Stored items
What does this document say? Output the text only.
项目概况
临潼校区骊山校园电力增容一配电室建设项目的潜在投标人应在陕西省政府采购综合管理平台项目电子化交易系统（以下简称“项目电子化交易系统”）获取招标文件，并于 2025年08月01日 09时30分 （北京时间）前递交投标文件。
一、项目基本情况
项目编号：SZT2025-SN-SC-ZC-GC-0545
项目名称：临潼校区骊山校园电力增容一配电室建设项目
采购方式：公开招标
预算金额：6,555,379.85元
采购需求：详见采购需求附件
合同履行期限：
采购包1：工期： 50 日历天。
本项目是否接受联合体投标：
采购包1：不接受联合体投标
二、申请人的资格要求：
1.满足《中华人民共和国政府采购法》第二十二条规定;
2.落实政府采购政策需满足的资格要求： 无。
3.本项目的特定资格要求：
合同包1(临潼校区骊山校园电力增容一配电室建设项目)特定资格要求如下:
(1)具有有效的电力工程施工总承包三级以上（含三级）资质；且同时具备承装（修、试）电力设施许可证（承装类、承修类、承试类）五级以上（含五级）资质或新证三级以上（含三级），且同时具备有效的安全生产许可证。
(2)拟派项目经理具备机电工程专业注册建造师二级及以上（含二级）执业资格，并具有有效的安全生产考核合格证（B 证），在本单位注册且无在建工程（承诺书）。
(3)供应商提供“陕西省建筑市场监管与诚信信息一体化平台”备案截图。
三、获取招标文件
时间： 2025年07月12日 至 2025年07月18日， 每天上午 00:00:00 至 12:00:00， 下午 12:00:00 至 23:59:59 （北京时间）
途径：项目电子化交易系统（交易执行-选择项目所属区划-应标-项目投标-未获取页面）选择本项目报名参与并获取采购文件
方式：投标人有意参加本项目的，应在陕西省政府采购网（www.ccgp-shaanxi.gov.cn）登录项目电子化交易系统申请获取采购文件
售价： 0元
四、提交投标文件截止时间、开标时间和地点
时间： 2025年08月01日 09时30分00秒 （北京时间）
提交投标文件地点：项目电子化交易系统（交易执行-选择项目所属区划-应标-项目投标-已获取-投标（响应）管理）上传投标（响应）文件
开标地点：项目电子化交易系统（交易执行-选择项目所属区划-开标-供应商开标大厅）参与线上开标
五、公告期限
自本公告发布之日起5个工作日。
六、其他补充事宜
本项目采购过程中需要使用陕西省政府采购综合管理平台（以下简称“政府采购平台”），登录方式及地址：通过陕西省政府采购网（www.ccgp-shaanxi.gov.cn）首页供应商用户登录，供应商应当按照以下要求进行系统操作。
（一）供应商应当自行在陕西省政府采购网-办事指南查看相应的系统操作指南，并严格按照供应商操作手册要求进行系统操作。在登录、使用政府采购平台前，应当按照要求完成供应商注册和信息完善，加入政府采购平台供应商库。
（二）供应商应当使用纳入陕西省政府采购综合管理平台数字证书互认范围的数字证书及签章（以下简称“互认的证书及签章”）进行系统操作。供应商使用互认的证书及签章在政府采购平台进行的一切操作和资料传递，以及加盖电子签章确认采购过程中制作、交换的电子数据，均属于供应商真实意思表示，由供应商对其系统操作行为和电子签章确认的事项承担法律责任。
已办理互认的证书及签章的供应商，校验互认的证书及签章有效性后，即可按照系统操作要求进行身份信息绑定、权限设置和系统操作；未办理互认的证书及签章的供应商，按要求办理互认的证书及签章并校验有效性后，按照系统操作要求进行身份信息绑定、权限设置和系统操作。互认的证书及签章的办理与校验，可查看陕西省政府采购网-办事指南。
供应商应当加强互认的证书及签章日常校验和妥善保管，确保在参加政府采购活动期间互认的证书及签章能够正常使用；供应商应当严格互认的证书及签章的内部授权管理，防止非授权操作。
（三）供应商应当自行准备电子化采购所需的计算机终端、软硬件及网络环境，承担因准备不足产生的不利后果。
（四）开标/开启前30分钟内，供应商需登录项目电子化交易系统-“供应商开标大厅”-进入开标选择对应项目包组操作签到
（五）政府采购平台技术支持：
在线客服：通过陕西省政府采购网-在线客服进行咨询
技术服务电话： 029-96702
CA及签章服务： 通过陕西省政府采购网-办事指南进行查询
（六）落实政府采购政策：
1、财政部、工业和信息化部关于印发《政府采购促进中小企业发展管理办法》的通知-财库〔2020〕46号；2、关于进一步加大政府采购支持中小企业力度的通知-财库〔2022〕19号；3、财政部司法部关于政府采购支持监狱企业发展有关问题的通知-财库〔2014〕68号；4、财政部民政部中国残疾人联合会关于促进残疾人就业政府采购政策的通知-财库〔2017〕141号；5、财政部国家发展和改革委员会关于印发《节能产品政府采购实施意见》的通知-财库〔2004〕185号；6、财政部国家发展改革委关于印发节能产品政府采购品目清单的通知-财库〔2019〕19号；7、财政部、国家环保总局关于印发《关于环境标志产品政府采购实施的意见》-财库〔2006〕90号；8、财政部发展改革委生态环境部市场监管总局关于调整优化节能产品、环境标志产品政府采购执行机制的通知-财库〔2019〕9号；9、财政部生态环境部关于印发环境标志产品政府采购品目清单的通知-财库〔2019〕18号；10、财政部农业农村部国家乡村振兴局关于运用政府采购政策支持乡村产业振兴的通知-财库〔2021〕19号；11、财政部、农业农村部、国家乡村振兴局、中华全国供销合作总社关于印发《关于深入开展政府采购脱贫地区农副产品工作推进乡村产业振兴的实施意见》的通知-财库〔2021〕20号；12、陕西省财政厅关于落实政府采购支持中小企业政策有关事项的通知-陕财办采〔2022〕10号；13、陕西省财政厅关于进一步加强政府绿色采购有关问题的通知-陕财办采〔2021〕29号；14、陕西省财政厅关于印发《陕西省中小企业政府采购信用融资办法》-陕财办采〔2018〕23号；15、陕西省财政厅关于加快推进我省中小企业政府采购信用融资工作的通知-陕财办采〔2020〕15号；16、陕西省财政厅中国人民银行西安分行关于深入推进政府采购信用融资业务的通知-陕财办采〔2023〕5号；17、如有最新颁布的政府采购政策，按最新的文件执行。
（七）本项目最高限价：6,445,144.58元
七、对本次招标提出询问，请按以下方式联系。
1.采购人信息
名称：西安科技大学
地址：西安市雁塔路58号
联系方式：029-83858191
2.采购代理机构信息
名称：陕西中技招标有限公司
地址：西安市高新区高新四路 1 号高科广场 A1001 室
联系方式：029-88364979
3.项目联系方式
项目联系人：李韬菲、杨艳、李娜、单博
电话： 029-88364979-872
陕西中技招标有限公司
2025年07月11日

GOAL OF THE EXERCISE:
Print every entry exactly as it appears.

SOLUTION BELOW:
What does this document say? Output the text only.
项目概况
临潼校区骊山校园电力增容一配电室建设项目的潜在投标人应在陕西省政府采购综合管理平台项目电子化交易系统（以下简称“项目电子化交易系统”）获取招标文件，并于 2025年08月01日 09时30分 （北京时间）前递交投标文件。
一、项目基本情况
项目编号：SZT2025-SN-SC-ZC-GC-0545
项目名称：临潼校区骊山校园电力增容一配电室建设项目
采购方式：公开招标
预算金额：6,555,379.85元
采购需求：详见采购需求附件
合同履行期限：
采购包1：工期： 50 日历天。
本项目是否接受联合体投标：
采购包1：不接受联合体投标
二、申请人的资格要求：
1.满足《中华人民共和国政府采购法》第二十二条规定;
2.落实政府采购政策需满足的资格要求： 无。
3.本项目的特定资格要求：
合同包1(临潼校区骊山校园电力增容一配电室建设项目)特定资格要求如下:
(1)具有有效的电力工程施工总承包三级以上（含三级）资质；且同时具备承装（修、试）电力设施许可证（承装类、承修类、承试类）五级以上（含五级）资质或新证三级以上（含三级），且同时具备有效的安全生产许可证。
(2)拟派项目经理具备机电工程专业注册建造师二级及以上（含二级）执业资格，并具有有效的安全生产考核合格证（B 证），在本单位注册且无在建工程（承诺书）。
(3)供应商提供“陕西省建筑市场监管与诚信信息一体化平台”备案截图。
三、获取招标文件
时间： 2025年07月12日 至 2025年07月18日， 每天上午 00:00:00 至 12:00:00， 下午 12:00:00 至 23:59:59 （北京时间）
途径：项目电子化交易系统（交易执行-选择项目所属区划-应标-项目投标-未获取页面）选择本项目报名参与并获取采购文件
方式：投标人有意参加本项目的，应在陕西省政府采购网（www.ccgp-shaanxi.gov.cn）登录项目电子化交易系统申请获取采购文件
售价： 0元
四、提交投标文件截止时间、开标时间和地点
时间： 2025年08月01日 09时30分00秒 （北京时间）
提交投标文件地点：项目电子化交易系统（交易执行-选择项目所属区划-应标-项目投标-已获取-投标（响应）管理）上传投标（响应）文件
开标地点：项目电子化交易系统（交易执行-选择项目所属区划-开标-供应商开标大厅）参与线上开标
五、公告期限
自本公告发布之日起5个工作日。
六、其他补充事宜
本项目采购过程中需要使用陕西省政府采购综合管理平台（以下简称“政府采购平台”），登录方式及地址：通过陕西省政府采购网（www.ccgp-shaanxi.gov.cn）首页供应商用户登录，供应商应当按照以下要求进行系统操作。
（一）供应商应当自行在陕西省政府采购网-办事指南查看相应的系统操作指南，并严格按照供应商操作手册要求进行系统操作。在登录、使用政府采购平台前，应当按照要求完成供应商注册和信息完善，加入政府采购平台供应商库。
（二）供应商应当使用纳入陕西省政府采购综合管理平台数字证书互认范围的数字证书及签章（以下简称“互认的证书及签章”）进行系统操作。供应商使用互认的证书及签章在政府采购平台进行的一切操作和资料传递，以及加盖电子签章确认采购过程中制作、交换的电子数据，均属于供应商真实意思表示，由供应商对其系统操作行为和电子签章确认的事项承担法律责任。
已办理互认的证书及签章的供应商，校验互认的证书及签章有效性后，即可按照系统操作要求进行身份信息绑定、权限设置和系统操作；未办理互认的证书及签章的供应商，按要求办理互认的证书及签章并校验有效性后，按照系统操作要求进行身份信息绑定、权限设置和系统操作。互认的证书及签章的办理与校验，可查看陕西省政府采购网-办事指南。
供应商应当加强互认的证书及签章日常校验和妥善保管，确保在参加政府采购活动期间互认的证书及签章能够正常使用；供应商应当严格互认的证书及签章的内部授权管理，防止非授权操作。
（三）供应商应当自行准备电子化采购所需的计算机终端、软硬件及网络环境，承担因准备不足产生的不利后果。
（四）开标/开启前30分钟内，供应商需登录项目电子化交易系统-“供应商开标大厅”-进入开标选择对应项目包组操作签到
（五）政府采购平台技术支持：
在线客服：通过陕西省政府采购网-在线客服进行咨询
技术服务电话： 029-96702
CA及签章服务： 通过陕西省政府采购网-办事指南进行查询
（六）落实政府采购政策：
1、财政部、工业和信息化部关于印发《政府采购促进中小企业发展管理办法》的通知-财库〔2020〕46号；2、关于进一步加大政府采购支持中小企业力度的通知-财库〔2022〕19号；3、财政部司法部关于政府采购支持监狱企业发展有关问题的通知-财库〔2014〕68号；4、财政部民政部中国残疾人联合会关于促进残疾人就业政府采购政策的通知-财库〔2017〕141号；5、财政部国家发展和改革委员会关于印发《节能产品政府采购实施意见》的通知-财库〔2004〕185号；6、财政部国家发展改革委关于印发节能产品政府采购品目清单的通知-财库〔2019〕19号；7、财政部、国家环保总局关于印发《关于环境标志产品政府采购实施的意见》-财库〔2006〕90号；8、财政部发展改革委生态环境部市场监管总局关于调整优化节能产品、环境标志产品政府采购执行机制的通知-财库〔2019〕9号；9、财政部生态环境部关于印发环境标志产品政府采购品目清单的通知-财库〔2019〕18号；10、财政部农业农村部国家乡村振兴局关于运用政府采购政策支持乡村产业振兴的通知-财库〔2021〕19号；11、财政部、农业农村部、国家乡村振兴局、中华全国供销合作总社关于印发《关于深入开展政府采购脱贫地区农副产品工作推进乡村产业振兴的实施意见》的通知-财库〔2021〕20号；12、陕西省财政厅关于落实政府采购支持中小企业政策有关事项的通知-陕财办采〔2022〕10号；13、陕西省财政厅关于进一步加强政府绿色采购有关问题的通知-陕财办采〔2021〕29号；14、陕西省财政厅关于印发《陕西省中小企业政府采购信用融资办法》-陕财办采〔2018〕23号；15、陕西省财政厅关于加快推进我省中小企业政府采购信用融资工作的通知-陕财办采〔2020〕15号；16、陕西省财政厅中国人民银行西安分行关于深入推进政府采购信用融资业务的通知-陕财办采〔2023〕5号；17、如有最新颁布的政府采购政策，按最新的文件执行。
（七）本项目最高限价：6,445,144.58元
七、对本次招标提出询问，请按以下方式联系。
1.采购人信息
名称：西安科技大学
地址：西安市雁塔路58号
联系方式：029-83858191
2.采购代理机构信息
名称：陕西中技招标有限公司
地址：西安市高新区高新四路 1 号高科广场 A1001 室
联系方式：029-88364979
3.项目联系方式
项目联系人：李韬菲、杨艳、李娜、单博
电话： 029-88364979-872
陕西中技招标有限公司
2025年07月11日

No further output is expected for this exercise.